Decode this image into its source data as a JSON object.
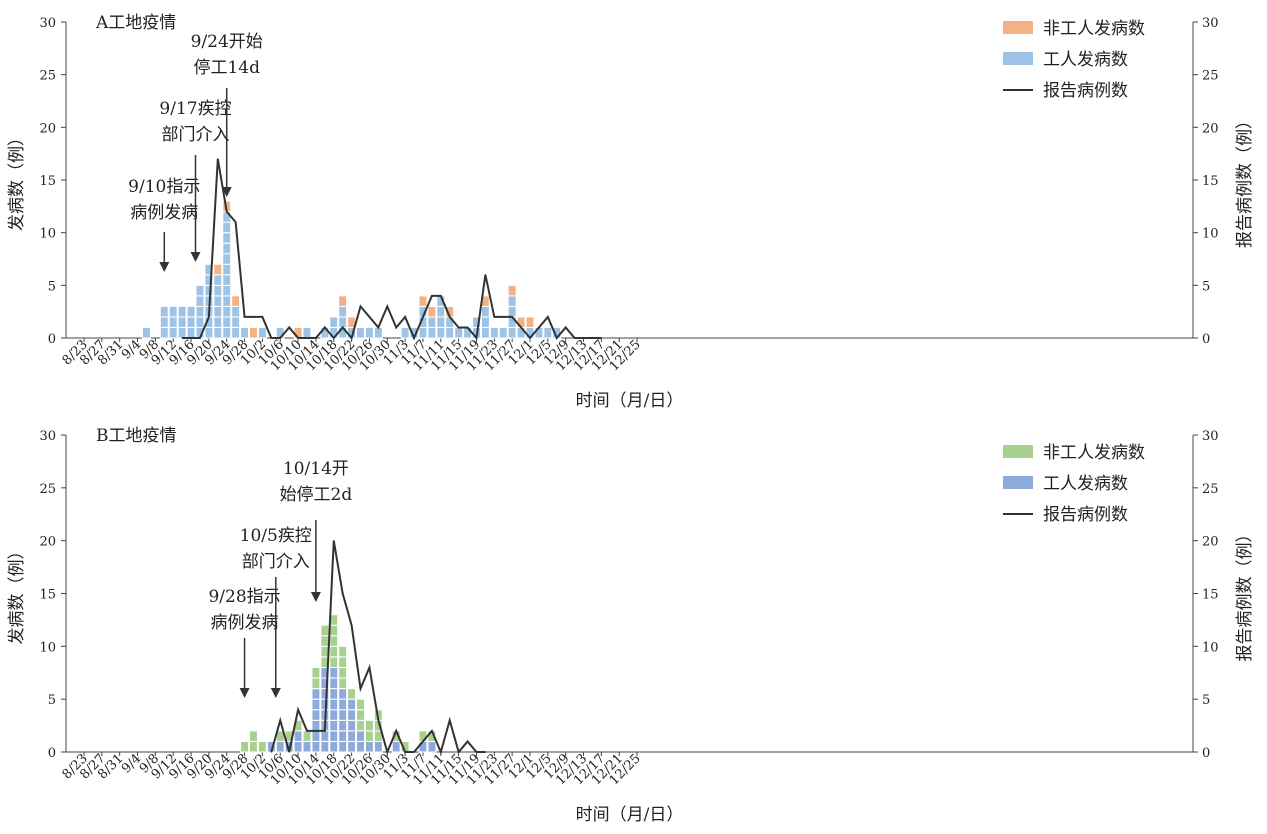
{
  "chart_data": [
    {
      "type": "bar",
      "title": "A工地疫情",
      "xlabel": "时间（月/日）",
      "ylabel": "发病数（例）",
      "ylabel_right": "报告病例数（例）",
      "ylim": [
        0,
        30
      ],
      "yticks": [
        "0",
        "5",
        "10",
        "15",
        "20",
        "25",
        "30"
      ],
      "start_date": "8/23",
      "x_tick_labels": [
        "8/23",
        "8/27",
        "8/31",
        "9/4",
        "9/8",
        "9/12",
        "9/16",
        "9/20",
        "9/24",
        "9/28",
        "10/2",
        "10/6",
        "10/10",
        "10/14",
        "10/18",
        "10/22",
        "10/26",
        "10/30",
        "11/3",
        "11/7",
        "11/11",
        "11/15",
        "11/19",
        "11/23",
        "11/27",
        "12/1",
        "12/5",
        "12/9",
        "12/13",
        "12/17",
        "12/21",
        "12/25"
      ],
      "legend": [
        "非工人发病数",
        "工人发病数",
        "报告病例数"
      ],
      "colors": {
        "worker": "#9dc3e6",
        "nonworker": "#f4b183",
        "line": "#333333"
      },
      "series": [
        {
          "name": "工人发病数",
          "x": [
            14,
            18,
            20,
            22,
            24,
            26,
            28,
            30,
            32,
            34,
            36,
            40,
            44,
            50,
            54,
            56,
            58,
            60,
            62,
            64,
            66,
            72,
            74,
            76,
            78,
            80,
            82,
            84,
            86,
            88,
            90,
            92,
            94,
            96,
            98,
            100,
            102,
            104,
            106
          ],
          "values": [
            1,
            3,
            3,
            3,
            3,
            5,
            7,
            6,
            12,
            3,
            1,
            1,
            1,
            1,
            1,
            2,
            3,
            1,
            1,
            1,
            1,
            1,
            1,
            3,
            2,
            4,
            2,
            1,
            1,
            2,
            3,
            1,
            1,
            4,
            1,
            1,
            1,
            1,
            1
          ]
        },
        {
          "name": "非工人发病数",
          "x": [
            28,
            30,
            32,
            34,
            36,
            38,
            40,
            48,
            58,
            60,
            76,
            78,
            82,
            90,
            96,
            98,
            100
          ],
          "values": [
            0,
            1,
            1,
            1,
            0,
            1,
            0,
            1,
            1,
            1,
            1,
            1,
            1,
            1,
            1,
            1,
            1
          ]
        },
        {
          "name": "报告病例数",
          "type": "line",
          "x": [
            22,
            24,
            26,
            28,
            30,
            32,
            34,
            36,
            38,
            40,
            42,
            44,
            46,
            48,
            50,
            52,
            54,
            56,
            58,
            60,
            62,
            64,
            66,
            68,
            70,
            72,
            74,
            76,
            78,
            80,
            82,
            84,
            86,
            88,
            90,
            92,
            94,
            96,
            98,
            100,
            102,
            104,
            106,
            108,
            110,
            112,
            114,
            116
          ],
          "values": [
            0,
            0,
            0,
            2,
            17,
            12,
            11,
            2,
            2,
            2,
            0,
            0,
            1,
            0,
            0,
            0,
            1,
            0,
            1,
            0,
            3,
            2,
            1,
            3,
            1,
            2,
            0,
            2,
            4,
            4,
            2,
            1,
            1,
            0,
            6,
            2,
            2,
            2,
            1,
            0,
            1,
            2,
            0,
            1,
            0,
            0,
            0,
            0
          ]
        }
      ],
      "annotations": [
        {
          "lines": [
            "9/10指示",
            "病例发病"
          ],
          "date_index": 18
        },
        {
          "lines": [
            "9/17疾控",
            "部门介入"
          ],
          "date_index": 25
        },
        {
          "lines": [
            "9/24开始",
            "停工14d"
          ],
          "date_index": 32
        }
      ]
    },
    {
      "type": "bar",
      "title": "B工地疫情",
      "xlabel": "时间（月/日）",
      "ylabel": "发病数（例）",
      "ylabel_right": "报告病例数（例）",
      "ylim": [
        0,
        30
      ],
      "yticks": [
        "0",
        "5",
        "10",
        "15",
        "20",
        "25",
        "30"
      ],
      "start_date": "8/23",
      "x_tick_labels": [
        "8/23",
        "8/27",
        "8/31",
        "9/4",
        "9/8",
        "9/12",
        "9/16",
        "9/20",
        "9/24",
        "9/28",
        "10/2",
        "10/6",
        "10/10",
        "10/14",
        "10/18",
        "10/22",
        "10/26",
        "10/30",
        "11/3",
        "11/7",
        "11/11",
        "11/15",
        "11/19",
        "11/23",
        "11/27",
        "12/1",
        "12/5",
        "12/9",
        "12/13",
        "12/17",
        "12/21",
        "12/25"
      ],
      "legend": [
        "非工人发病数",
        "工人发病数",
        "报告病例数"
      ],
      "colors": {
        "worker": "#8eaadb",
        "nonworker": "#a9d18e",
        "line": "#333333"
      },
      "series": [
        {
          "name": "工人发病数",
          "x": [
            42,
            44,
            46,
            48,
            50,
            52,
            54,
            56,
            58,
            60,
            62,
            64,
            66,
            70,
            76,
            78
          ],
          "values": [
            1,
            1,
            1,
            2,
            1,
            6,
            8,
            8,
            6,
            5,
            2,
            1,
            1,
            1,
            1,
            1
          ]
        },
        {
          "name": "非工人发病数",
          "x": [
            36,
            38,
            40,
            44,
            46,
            48,
            50,
            52,
            54,
            56,
            58,
            60,
            62,
            64,
            66,
            70,
            72,
            76,
            78
          ],
          "values": [
            1,
            2,
            1,
            1,
            1,
            1,
            1,
            2,
            4,
            5,
            4,
            1,
            3,
            2,
            3,
            1,
            1,
            1,
            1
          ]
        },
        {
          "name": "报告病例数",
          "type": "line",
          "x": [
            42,
            44,
            46,
            48,
            50,
            52,
            54,
            56,
            58,
            60,
            62,
            64,
            66,
            68,
            70,
            72,
            74,
            76,
            78,
            80,
            82,
            84,
            86,
            88,
            90
          ],
          "values": [
            0,
            3,
            0,
            4,
            2,
            2,
            2,
            20,
            15,
            12,
            6,
            8,
            3,
            0,
            2,
            0,
            0,
            1,
            2,
            0,
            3,
            0,
            1,
            0,
            0
          ]
        }
      ],
      "annotations": [
        {
          "lines": [
            "9/28指示",
            "病例发病"
          ],
          "date_index": 36
        },
        {
          "lines": [
            "10/5疾控",
            "部门介入"
          ],
          "date_index": 43
        },
        {
          "lines": [
            "10/14开",
            "始停工2d"
          ],
          "date_index": 52
        }
      ]
    }
  ]
}
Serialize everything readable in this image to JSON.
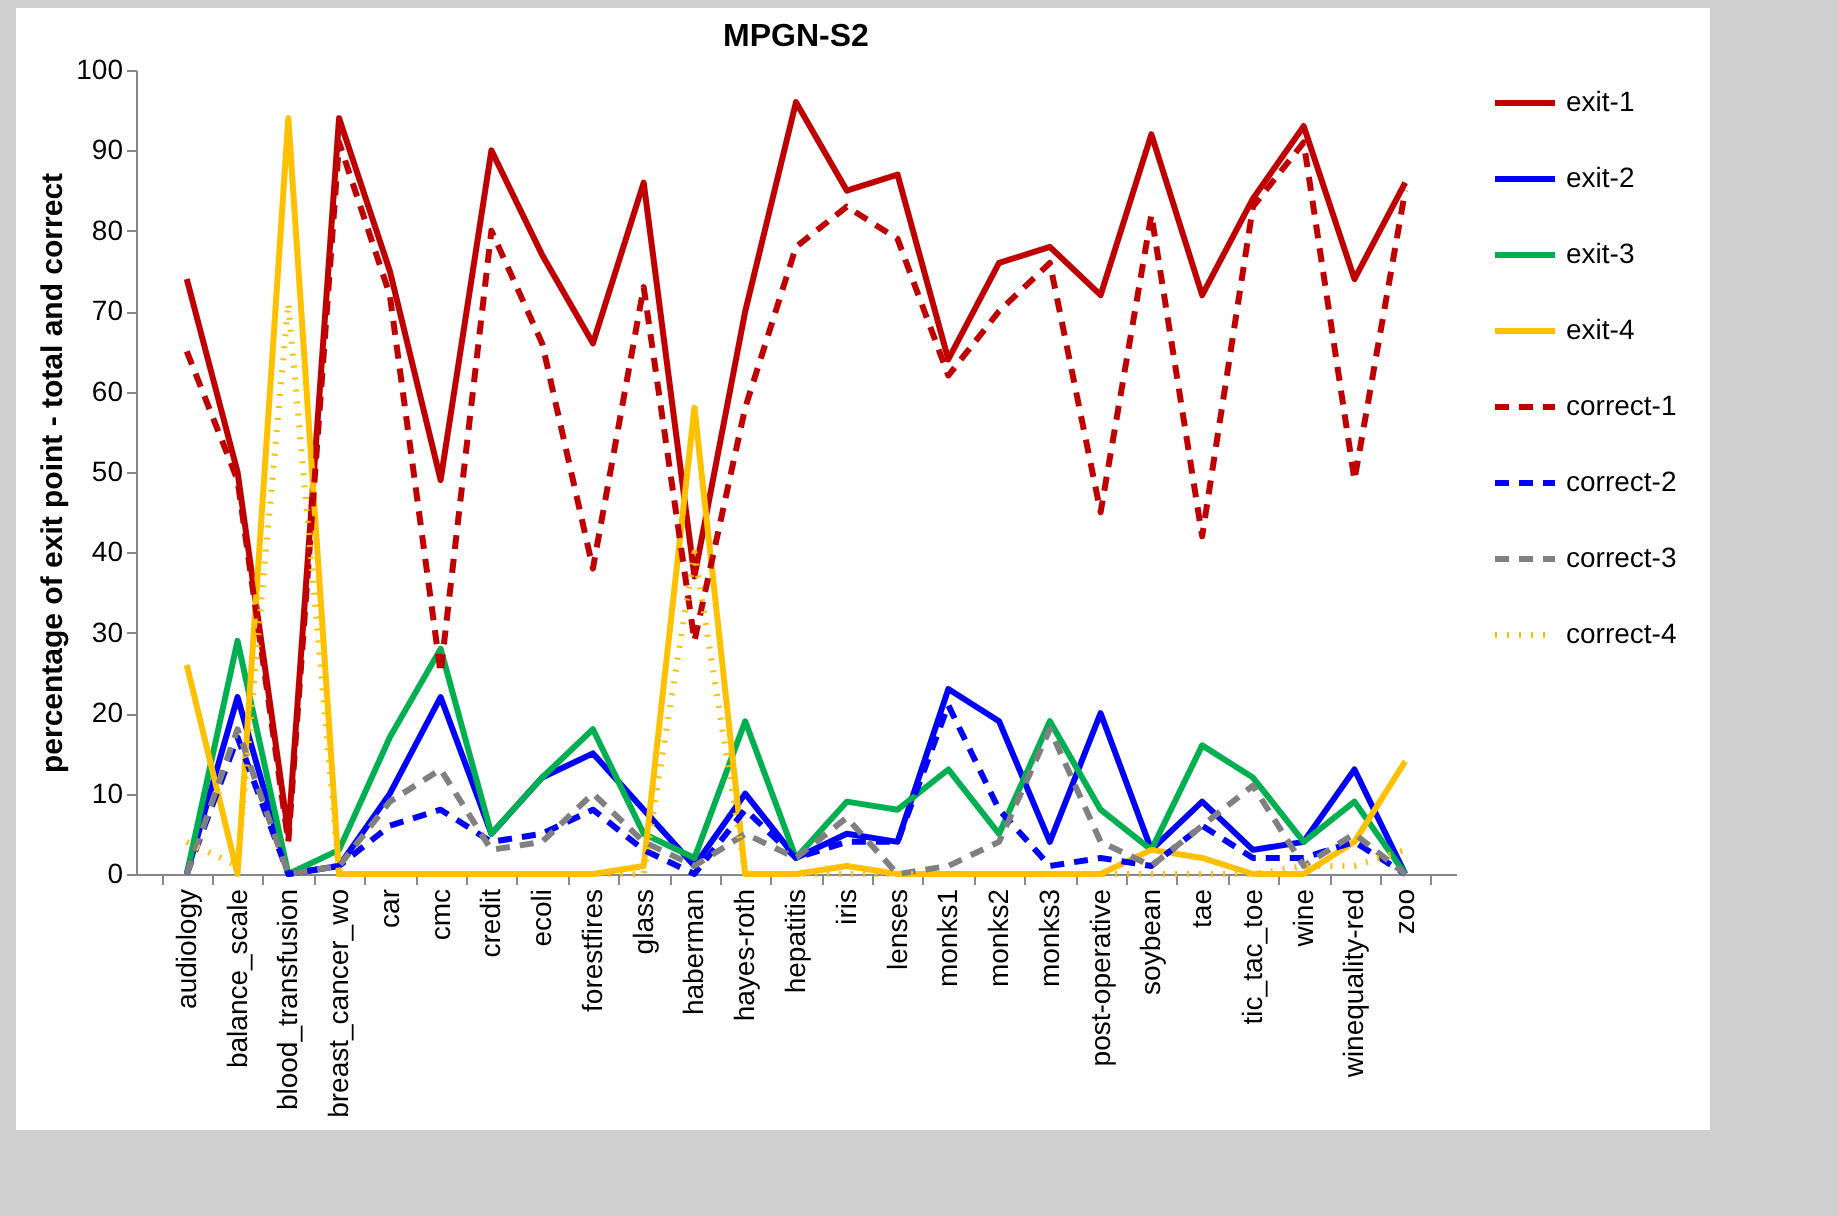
{
  "chart_data": {
    "type": "line",
    "title": "MPGN-S2",
    "ylabel": "percentage of exit point - total and correct",
    "categories": [
      "audiology",
      "balance_scale",
      "blood_transfusion",
      "breast_cancer_wo",
      "car",
      "cmc",
      "credit",
      "ecoli",
      "forestfires",
      "glass",
      "haberman",
      "hayes-roth",
      "hepatitis",
      "iris",
      "lenses",
      "monks1",
      "monks2",
      "monks3",
      "post-operative",
      "soybean",
      "tae",
      "tic_tac_toe",
      "wine",
      "winequality-red",
      "zoo"
    ],
    "ylim": [
      0,
      100
    ],
    "yticks": [
      0,
      10,
      20,
      30,
      40,
      50,
      60,
      70,
      80,
      90,
      100
    ],
    "grid": false,
    "legend": "right",
    "series": [
      {
        "name": "exit-1",
        "color": "#c00000",
        "line_style": "solid",
        "values": [
          74,
          50,
          5,
          94,
          75,
          49,
          90,
          77,
          66,
          86,
          37,
          70,
          96,
          85,
          87,
          64,
          76,
          78,
          72,
          92,
          72,
          84,
          93,
          74,
          86
        ]
      },
      {
        "name": "exit-2",
        "color": "#0000ff",
        "line_style": "solid",
        "values": [
          0,
          22,
          0,
          1,
          10,
          22,
          5,
          12,
          15,
          8,
          1,
          10,
          2,
          5,
          4,
          23,
          19,
          4,
          20,
          3,
          9,
          3,
          4,
          13,
          0
        ]
      },
      {
        "name": "exit-3",
        "color": "#00b050",
        "line_style": "solid",
        "values": [
          0,
          29,
          0,
          3,
          17,
          28,
          5,
          12,
          18,
          5,
          2,
          19,
          2,
          9,
          8,
          13,
          5,
          19,
          8,
          3,
          16,
          12,
          4,
          9,
          0
        ]
      },
      {
        "name": "exit-4",
        "color": "#ffc000",
        "line_style": "solid",
        "values": [
          26,
          0,
          94,
          0,
          0,
          0,
          0,
          0,
          0,
          1,
          58,
          0,
          0,
          1,
          0,
          0,
          0,
          0,
          0,
          3,
          2,
          0,
          0,
          4,
          14
        ]
      },
      {
        "name": "correct-1",
        "color": "#c00000",
        "line_style": "dashed",
        "values": [
          65,
          49,
          4,
          91,
          72,
          25,
          80,
          66,
          38,
          73,
          29,
          58,
          78,
          83,
          79,
          62,
          70,
          76,
          45,
          82,
          42,
          83,
          91,
          49,
          85
        ]
      },
      {
        "name": "correct-2",
        "color": "#0000ff",
        "line_style": "dashed",
        "values": [
          0,
          17,
          0,
          1,
          6,
          8,
          4,
          5,
          8,
          3,
          0,
          8,
          2,
          4,
          4,
          21,
          8,
          1,
          2,
          1,
          6,
          2,
          2,
          4,
          0
        ]
      },
      {
        "name": "correct-3",
        "color": "#808080",
        "line_style": "dashed",
        "values": [
          0,
          18,
          0,
          1,
          9,
          13,
          3,
          4,
          10,
          4,
          1,
          5,
          2,
          7,
          0,
          1,
          4,
          18,
          4,
          1,
          6,
          11,
          1,
          5,
          0
        ]
      },
      {
        "name": "correct-4",
        "color": "#ffc000",
        "line_style": "dotted",
        "values": [
          4,
          1,
          71,
          0,
          0,
          0,
          0,
          0,
          0,
          0,
          40,
          0,
          0,
          0,
          0,
          0,
          0,
          0,
          0,
          0,
          0,
          0,
          1,
          1,
          3
        ]
      }
    ]
  }
}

* WHAT THE EXERCISE ASKS
Read the entries and pick out all lines that include the word "title".

* SOLUTION FOR THIS EXERCISE
      "title": "A工地疫情",
      "title": "B工地疫情",
    "title": "MPGN-S2",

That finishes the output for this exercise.